# JOB:
Keep only the lines of the listing that include the word "event", and copy them.

+++ DATA TO USE

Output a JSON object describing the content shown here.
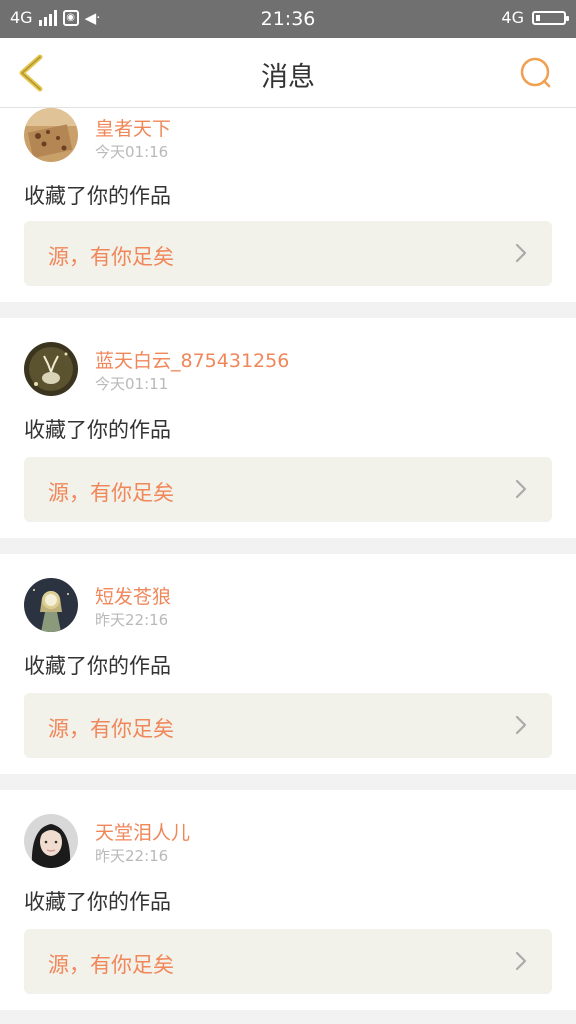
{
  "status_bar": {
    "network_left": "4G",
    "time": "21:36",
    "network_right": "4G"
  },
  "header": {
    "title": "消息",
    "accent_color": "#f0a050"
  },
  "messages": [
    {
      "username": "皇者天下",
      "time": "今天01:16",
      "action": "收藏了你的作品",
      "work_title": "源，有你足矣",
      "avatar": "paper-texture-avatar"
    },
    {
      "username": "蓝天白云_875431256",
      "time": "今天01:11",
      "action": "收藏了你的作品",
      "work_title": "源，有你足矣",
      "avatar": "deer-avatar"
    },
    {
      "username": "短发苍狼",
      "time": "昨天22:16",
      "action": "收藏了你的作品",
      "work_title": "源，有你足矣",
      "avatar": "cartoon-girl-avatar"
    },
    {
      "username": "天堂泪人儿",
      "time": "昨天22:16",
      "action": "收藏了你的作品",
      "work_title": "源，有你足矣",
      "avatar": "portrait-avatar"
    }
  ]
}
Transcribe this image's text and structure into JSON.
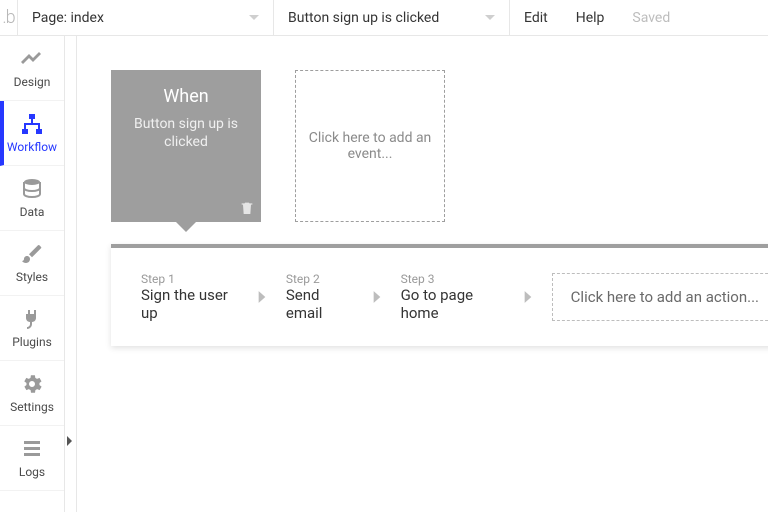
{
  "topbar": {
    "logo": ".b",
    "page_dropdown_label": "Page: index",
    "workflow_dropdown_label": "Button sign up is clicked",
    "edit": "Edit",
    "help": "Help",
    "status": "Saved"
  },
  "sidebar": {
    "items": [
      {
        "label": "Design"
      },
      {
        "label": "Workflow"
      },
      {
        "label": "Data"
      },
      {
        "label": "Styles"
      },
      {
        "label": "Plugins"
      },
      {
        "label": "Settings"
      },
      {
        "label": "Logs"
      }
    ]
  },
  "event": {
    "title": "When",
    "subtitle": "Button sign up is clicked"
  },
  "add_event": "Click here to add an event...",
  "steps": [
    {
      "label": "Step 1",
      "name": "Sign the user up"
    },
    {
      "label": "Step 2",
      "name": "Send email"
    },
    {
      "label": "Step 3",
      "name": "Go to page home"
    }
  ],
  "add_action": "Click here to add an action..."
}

++++++
+++ DATA TO USE

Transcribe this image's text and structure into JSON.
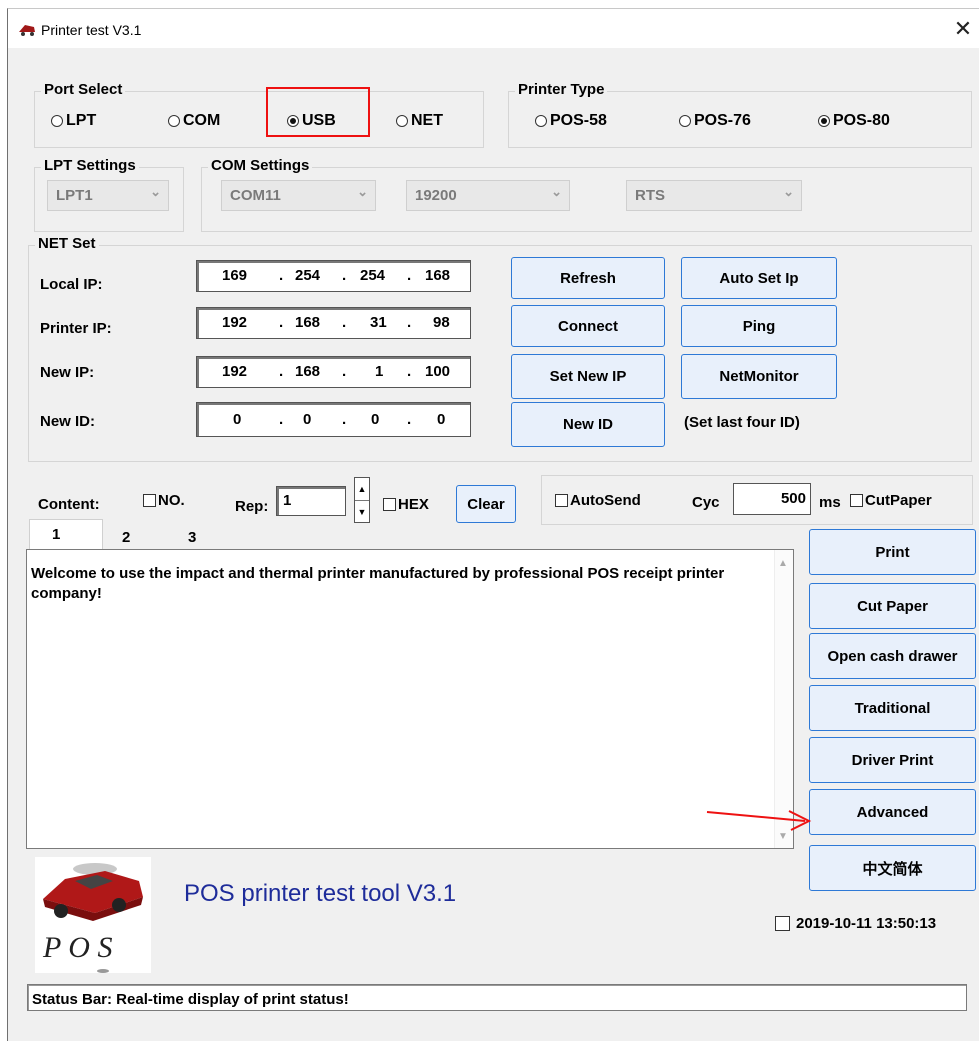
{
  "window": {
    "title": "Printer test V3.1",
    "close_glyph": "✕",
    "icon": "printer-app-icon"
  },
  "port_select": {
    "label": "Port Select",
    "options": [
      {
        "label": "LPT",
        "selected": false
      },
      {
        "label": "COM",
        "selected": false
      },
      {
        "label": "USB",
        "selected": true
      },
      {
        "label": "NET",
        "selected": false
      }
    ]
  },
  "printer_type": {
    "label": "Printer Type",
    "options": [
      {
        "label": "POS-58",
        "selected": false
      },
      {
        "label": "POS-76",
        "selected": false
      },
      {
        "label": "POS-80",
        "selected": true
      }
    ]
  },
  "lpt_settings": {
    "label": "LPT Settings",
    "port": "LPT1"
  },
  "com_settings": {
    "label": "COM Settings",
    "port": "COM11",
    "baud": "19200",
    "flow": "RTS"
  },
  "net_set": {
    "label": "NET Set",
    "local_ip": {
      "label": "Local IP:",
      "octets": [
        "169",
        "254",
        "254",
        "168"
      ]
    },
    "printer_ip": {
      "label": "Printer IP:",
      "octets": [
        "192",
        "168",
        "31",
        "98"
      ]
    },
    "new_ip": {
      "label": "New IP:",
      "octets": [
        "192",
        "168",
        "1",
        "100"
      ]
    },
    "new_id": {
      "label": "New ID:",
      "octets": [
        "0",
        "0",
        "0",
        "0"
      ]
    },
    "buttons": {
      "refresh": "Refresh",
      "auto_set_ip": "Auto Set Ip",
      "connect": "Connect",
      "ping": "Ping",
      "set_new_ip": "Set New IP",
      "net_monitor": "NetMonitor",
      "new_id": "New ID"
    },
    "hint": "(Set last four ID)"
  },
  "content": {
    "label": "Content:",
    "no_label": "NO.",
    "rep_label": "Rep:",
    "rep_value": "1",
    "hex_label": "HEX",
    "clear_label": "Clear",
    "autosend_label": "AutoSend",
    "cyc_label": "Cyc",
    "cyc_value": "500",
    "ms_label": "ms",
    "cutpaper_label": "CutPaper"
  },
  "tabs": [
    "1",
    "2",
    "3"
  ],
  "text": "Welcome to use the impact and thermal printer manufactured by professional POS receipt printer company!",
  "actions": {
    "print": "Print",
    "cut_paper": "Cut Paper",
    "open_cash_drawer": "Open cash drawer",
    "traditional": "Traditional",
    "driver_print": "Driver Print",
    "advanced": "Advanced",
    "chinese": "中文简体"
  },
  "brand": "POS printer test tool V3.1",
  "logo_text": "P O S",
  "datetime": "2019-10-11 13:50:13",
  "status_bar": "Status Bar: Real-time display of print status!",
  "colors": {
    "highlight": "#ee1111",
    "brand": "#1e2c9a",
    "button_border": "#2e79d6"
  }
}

++++++

# ANSWER TO THIS EXERCISE:
  "event": {
  "add_event": "Click here to add an event...",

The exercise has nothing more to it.